How many lines of the records below contain the word "Roteamento"? Answer with the number alone.

• [STORED DATA]

========================================================================

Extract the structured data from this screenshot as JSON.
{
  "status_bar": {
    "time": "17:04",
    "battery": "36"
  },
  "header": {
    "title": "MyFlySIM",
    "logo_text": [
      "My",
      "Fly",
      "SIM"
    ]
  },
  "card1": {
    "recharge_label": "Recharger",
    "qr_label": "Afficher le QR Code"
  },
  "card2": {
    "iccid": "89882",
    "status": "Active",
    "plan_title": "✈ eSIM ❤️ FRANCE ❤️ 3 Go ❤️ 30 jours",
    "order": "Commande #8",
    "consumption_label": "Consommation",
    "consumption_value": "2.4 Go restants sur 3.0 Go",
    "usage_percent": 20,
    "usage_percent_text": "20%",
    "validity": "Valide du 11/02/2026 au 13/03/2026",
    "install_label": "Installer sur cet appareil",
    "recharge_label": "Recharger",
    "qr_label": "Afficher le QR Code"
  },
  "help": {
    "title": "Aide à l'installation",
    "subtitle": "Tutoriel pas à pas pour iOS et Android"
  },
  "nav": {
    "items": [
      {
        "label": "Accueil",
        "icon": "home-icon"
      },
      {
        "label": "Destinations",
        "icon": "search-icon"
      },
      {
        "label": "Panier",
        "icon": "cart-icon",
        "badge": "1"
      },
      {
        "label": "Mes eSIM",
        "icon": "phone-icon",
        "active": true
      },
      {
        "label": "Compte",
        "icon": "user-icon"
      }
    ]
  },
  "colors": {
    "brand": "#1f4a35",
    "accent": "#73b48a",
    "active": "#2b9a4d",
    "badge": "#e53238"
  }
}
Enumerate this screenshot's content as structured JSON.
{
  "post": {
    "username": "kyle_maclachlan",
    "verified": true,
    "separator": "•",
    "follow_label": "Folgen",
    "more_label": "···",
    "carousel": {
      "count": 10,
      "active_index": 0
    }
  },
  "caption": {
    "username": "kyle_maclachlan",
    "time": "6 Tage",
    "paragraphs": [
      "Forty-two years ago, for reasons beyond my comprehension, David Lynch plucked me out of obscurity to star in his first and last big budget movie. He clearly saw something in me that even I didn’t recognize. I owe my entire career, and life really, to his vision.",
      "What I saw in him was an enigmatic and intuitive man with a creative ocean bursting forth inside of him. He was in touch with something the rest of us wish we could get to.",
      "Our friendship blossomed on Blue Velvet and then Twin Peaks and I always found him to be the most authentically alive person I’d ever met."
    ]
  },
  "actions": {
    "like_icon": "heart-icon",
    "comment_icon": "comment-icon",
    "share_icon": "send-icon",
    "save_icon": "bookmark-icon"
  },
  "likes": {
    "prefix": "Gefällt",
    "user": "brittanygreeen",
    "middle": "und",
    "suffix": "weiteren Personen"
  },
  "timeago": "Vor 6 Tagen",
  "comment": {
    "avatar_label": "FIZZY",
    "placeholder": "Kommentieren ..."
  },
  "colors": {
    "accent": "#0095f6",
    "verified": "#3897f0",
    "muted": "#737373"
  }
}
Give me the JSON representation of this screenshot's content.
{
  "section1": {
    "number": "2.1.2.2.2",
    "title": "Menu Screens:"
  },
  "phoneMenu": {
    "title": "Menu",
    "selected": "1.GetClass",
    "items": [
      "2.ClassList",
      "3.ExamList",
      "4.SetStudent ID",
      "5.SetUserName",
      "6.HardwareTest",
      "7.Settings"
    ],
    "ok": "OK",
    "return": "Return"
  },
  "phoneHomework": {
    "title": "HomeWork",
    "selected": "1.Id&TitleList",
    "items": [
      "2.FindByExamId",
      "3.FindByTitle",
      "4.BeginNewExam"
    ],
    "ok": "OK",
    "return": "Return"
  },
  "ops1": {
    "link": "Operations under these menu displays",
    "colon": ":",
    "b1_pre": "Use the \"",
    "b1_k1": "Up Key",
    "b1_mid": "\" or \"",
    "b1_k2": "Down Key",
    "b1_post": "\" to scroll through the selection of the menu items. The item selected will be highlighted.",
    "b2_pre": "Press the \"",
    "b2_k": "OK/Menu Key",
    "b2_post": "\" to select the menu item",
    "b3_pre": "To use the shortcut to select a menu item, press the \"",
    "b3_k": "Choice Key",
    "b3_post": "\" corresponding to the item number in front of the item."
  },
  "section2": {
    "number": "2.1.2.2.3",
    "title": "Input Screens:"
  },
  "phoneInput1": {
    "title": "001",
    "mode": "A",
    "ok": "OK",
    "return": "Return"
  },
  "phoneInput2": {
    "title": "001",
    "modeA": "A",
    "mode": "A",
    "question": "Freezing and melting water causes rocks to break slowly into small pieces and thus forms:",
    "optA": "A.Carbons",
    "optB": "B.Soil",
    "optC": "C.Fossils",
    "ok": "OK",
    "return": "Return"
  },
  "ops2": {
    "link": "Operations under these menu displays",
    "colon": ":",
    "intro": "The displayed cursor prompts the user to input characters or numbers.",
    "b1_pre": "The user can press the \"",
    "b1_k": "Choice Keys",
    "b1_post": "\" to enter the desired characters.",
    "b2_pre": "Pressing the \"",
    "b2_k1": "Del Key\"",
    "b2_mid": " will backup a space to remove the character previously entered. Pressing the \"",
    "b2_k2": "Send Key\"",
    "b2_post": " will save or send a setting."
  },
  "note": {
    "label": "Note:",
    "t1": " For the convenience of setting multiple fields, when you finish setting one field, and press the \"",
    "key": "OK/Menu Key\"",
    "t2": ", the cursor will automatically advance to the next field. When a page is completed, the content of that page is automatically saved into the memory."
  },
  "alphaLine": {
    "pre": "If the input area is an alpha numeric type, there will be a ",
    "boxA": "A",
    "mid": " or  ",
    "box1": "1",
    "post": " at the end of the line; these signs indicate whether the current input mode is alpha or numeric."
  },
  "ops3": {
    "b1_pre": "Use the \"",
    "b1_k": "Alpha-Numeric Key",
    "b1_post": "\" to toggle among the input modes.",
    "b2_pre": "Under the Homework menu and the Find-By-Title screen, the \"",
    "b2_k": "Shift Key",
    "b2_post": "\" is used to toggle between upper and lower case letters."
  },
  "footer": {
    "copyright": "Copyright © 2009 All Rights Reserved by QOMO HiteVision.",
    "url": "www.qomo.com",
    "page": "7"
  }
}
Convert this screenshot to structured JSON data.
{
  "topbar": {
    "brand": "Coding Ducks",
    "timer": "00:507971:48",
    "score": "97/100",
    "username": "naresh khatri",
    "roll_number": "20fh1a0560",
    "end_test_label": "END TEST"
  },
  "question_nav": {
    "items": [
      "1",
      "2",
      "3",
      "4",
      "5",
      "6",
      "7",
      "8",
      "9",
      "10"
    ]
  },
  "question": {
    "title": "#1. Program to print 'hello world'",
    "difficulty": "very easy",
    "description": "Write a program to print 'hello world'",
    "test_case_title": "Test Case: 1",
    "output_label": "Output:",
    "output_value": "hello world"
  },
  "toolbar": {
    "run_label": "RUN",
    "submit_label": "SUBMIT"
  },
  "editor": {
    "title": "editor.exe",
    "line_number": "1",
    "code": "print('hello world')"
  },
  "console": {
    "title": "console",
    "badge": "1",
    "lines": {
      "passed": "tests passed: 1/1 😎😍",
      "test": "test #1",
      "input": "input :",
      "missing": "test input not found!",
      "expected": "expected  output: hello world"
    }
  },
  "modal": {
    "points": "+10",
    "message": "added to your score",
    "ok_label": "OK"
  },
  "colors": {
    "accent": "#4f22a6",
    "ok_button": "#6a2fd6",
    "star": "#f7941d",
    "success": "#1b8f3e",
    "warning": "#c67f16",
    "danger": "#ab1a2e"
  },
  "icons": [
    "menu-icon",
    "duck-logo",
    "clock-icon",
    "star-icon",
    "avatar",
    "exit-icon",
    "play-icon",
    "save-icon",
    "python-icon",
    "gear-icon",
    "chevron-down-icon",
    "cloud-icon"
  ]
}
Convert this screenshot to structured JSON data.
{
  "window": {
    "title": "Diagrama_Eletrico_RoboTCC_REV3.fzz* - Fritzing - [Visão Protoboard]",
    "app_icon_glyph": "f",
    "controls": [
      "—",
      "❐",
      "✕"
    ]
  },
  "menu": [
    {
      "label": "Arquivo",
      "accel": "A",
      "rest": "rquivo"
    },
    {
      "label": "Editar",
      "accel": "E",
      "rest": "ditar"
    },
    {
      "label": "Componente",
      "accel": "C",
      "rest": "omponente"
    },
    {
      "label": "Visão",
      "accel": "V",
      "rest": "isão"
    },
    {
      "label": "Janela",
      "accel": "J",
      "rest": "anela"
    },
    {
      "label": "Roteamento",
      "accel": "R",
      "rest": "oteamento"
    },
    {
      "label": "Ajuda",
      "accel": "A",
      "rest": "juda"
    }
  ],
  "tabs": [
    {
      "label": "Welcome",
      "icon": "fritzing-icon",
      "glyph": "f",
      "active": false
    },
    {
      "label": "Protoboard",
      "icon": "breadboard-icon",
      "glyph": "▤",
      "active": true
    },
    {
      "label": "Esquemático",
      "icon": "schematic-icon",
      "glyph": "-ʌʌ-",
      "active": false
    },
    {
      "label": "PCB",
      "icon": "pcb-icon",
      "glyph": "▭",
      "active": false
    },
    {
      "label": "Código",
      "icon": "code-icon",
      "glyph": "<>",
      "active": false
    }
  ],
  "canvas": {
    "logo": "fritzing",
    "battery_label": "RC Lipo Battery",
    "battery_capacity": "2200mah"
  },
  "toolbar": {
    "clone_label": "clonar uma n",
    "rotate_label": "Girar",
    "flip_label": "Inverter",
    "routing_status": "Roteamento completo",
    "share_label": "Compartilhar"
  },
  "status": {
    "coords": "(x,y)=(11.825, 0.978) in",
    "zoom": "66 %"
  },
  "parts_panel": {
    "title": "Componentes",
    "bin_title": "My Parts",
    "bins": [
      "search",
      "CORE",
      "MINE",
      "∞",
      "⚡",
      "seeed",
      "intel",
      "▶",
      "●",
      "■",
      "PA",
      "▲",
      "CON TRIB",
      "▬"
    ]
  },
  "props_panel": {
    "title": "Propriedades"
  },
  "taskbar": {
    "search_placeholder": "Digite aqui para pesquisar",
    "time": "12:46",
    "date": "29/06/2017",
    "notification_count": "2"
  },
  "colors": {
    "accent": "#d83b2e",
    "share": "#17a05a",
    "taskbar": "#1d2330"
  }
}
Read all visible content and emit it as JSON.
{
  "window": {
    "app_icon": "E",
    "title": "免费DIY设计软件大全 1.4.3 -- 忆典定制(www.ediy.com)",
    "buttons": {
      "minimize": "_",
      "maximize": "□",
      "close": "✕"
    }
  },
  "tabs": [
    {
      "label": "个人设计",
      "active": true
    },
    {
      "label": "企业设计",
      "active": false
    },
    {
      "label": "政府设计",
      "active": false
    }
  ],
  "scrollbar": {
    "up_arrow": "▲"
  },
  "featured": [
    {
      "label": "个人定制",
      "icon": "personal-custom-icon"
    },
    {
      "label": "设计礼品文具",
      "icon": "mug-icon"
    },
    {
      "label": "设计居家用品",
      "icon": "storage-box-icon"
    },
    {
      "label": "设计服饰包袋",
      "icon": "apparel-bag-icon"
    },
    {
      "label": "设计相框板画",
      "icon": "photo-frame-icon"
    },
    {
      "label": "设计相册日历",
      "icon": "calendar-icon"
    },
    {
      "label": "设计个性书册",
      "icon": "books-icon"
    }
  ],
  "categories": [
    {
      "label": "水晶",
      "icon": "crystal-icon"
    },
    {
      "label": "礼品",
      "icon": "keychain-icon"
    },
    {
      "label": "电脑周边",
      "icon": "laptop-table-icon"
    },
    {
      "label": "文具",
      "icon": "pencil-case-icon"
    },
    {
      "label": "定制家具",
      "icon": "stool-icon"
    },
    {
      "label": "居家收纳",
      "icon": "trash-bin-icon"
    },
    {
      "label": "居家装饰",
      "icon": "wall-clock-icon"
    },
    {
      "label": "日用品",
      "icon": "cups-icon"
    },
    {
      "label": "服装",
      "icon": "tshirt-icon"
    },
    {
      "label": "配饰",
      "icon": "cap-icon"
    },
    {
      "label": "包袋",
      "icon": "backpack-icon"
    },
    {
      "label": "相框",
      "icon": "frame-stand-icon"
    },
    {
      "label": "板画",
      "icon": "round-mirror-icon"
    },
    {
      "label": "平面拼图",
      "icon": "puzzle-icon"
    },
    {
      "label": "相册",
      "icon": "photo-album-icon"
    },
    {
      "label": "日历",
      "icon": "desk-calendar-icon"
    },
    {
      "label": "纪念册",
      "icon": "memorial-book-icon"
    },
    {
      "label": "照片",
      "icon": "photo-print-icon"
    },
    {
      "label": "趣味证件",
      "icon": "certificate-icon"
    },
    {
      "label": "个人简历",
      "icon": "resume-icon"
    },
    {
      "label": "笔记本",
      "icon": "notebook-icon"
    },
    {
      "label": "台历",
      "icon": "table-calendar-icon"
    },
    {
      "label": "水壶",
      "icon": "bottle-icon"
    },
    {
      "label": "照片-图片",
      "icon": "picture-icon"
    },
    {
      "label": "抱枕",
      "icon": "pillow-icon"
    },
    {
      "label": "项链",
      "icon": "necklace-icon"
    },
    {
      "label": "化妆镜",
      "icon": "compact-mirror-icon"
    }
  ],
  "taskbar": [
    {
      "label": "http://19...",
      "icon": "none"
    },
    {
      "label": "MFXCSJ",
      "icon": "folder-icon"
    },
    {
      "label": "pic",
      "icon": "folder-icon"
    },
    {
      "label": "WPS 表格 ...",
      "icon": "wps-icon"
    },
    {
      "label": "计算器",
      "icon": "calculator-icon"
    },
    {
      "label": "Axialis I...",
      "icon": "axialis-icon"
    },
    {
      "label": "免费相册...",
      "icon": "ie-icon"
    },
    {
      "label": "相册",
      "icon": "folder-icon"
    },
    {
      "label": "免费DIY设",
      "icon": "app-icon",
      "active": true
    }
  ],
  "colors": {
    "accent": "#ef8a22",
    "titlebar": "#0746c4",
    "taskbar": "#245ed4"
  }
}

========================================================================

• [ANSWER TO THE PROBLEM]
2